(Material for this exercise Opens)

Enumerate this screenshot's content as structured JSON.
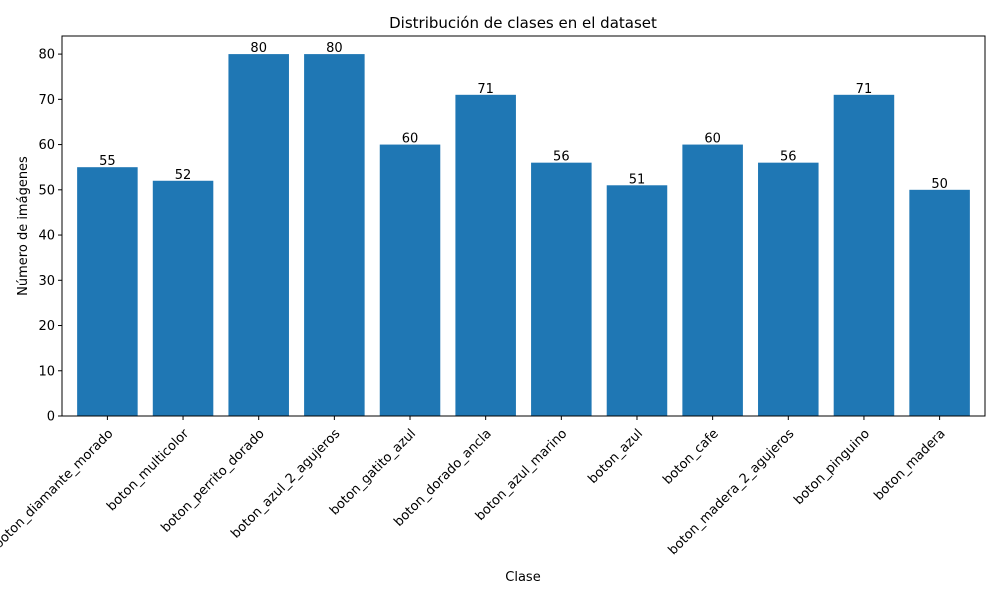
{
  "chart_data": {
    "type": "bar",
    "title": "Distribución de clases en el dataset",
    "xlabel": "Clase",
    "ylabel": "Número de imágenes",
    "categories": [
      "boton_diamante_morado",
      "boton_multicolor",
      "boton_perrito_dorado",
      "boton_azul_2_agujeros",
      "boton_gatito_azul",
      "boton_dorado_ancla",
      "boton_azul_marino",
      "boton_azul",
      "boton_cafe",
      "boton_madera_2_agujeros",
      "boton_pinguino",
      "boton_madera"
    ],
    "values": [
      55,
      52,
      80,
      80,
      60,
      71,
      56,
      51,
      60,
      56,
      71,
      50
    ],
    "data_labels": [
      "55",
      "52",
      "80",
      "80",
      "60",
      "71",
      "56",
      "51",
      "60",
      "56",
      "71",
      "50"
    ],
    "ylim": [
      0,
      84
    ],
    "yticks": [
      0,
      10,
      20,
      30,
      40,
      50,
      60,
      70,
      80
    ],
    "grid": false,
    "bar_color": "#1f77b4"
  }
}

(Material for this exercise Closes)

### [Problem statement]
Your reply should be the entries above, repeated exactly and free of pictures.

### [Answer below]
Enumerate this screenshot's content as structured JSON.
{
  "chart_data": {
    "type": "bar",
    "title": "Distribución de clases en el dataset",
    "xlabel": "Clase",
    "ylabel": "Número de imágenes",
    "categories": [
      "boton_diamante_morado",
      "boton_multicolor",
      "boton_perrito_dorado",
      "boton_azul_2_agujeros",
      "boton_gatito_azul",
      "boton_dorado_ancla",
      "boton_azul_marino",
      "boton_azul",
      "boton_cafe",
      "boton_madera_2_agujeros",
      "boton_pinguino",
      "boton_madera"
    ],
    "values": [
      55,
      52,
      80,
      80,
      60,
      71,
      56,
      51,
      60,
      56,
      71,
      50
    ],
    "data_labels": [
      "55",
      "52",
      "80",
      "80",
      "60",
      "71",
      "56",
      "51",
      "60",
      "56",
      "71",
      "50"
    ],
    "ylim": [
      0,
      84
    ],
    "yticks": [
      0,
      10,
      20,
      30,
      40,
      50,
      60,
      70,
      80
    ],
    "grid": false,
    "bar_color": "#1f77b4"
  }
}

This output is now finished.